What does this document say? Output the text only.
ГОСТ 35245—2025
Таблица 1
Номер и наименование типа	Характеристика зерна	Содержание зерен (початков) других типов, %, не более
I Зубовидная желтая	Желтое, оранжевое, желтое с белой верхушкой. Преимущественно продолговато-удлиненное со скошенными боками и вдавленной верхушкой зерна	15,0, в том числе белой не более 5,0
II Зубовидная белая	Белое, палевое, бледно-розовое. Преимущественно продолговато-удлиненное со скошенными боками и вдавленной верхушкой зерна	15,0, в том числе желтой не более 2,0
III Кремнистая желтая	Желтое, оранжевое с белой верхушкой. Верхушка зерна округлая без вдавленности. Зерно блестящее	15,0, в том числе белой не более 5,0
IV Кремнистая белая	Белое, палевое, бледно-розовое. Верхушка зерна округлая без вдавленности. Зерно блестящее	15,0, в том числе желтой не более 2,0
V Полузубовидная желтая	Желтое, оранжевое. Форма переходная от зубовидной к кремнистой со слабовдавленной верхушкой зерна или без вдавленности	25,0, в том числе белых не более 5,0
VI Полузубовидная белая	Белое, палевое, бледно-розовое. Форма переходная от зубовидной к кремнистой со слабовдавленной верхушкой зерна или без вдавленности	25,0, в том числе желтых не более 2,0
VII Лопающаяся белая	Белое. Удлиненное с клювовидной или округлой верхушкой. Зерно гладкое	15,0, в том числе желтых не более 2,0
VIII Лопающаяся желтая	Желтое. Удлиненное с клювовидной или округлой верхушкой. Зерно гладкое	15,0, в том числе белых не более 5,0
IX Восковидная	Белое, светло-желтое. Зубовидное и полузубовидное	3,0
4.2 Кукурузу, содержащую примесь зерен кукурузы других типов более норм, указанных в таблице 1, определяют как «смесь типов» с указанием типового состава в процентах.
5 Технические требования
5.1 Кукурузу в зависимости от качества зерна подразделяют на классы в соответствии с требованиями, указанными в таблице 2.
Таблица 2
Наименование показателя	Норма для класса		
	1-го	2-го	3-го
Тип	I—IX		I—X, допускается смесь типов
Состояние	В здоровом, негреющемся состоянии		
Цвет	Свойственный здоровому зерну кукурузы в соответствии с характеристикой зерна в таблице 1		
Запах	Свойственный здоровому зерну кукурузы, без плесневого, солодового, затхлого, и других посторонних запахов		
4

++++++++++

Each line in the data that holds the string "здоровому" should be found and copied.

Цвет	Свойственный здоровому зерну кукурузы в соответствии с характеристикой зерна в таблице 1		
Запах	Свойственный здоровому зерну кукурузы, без плесневого, солодового, затхлого, и других посторонних запахов		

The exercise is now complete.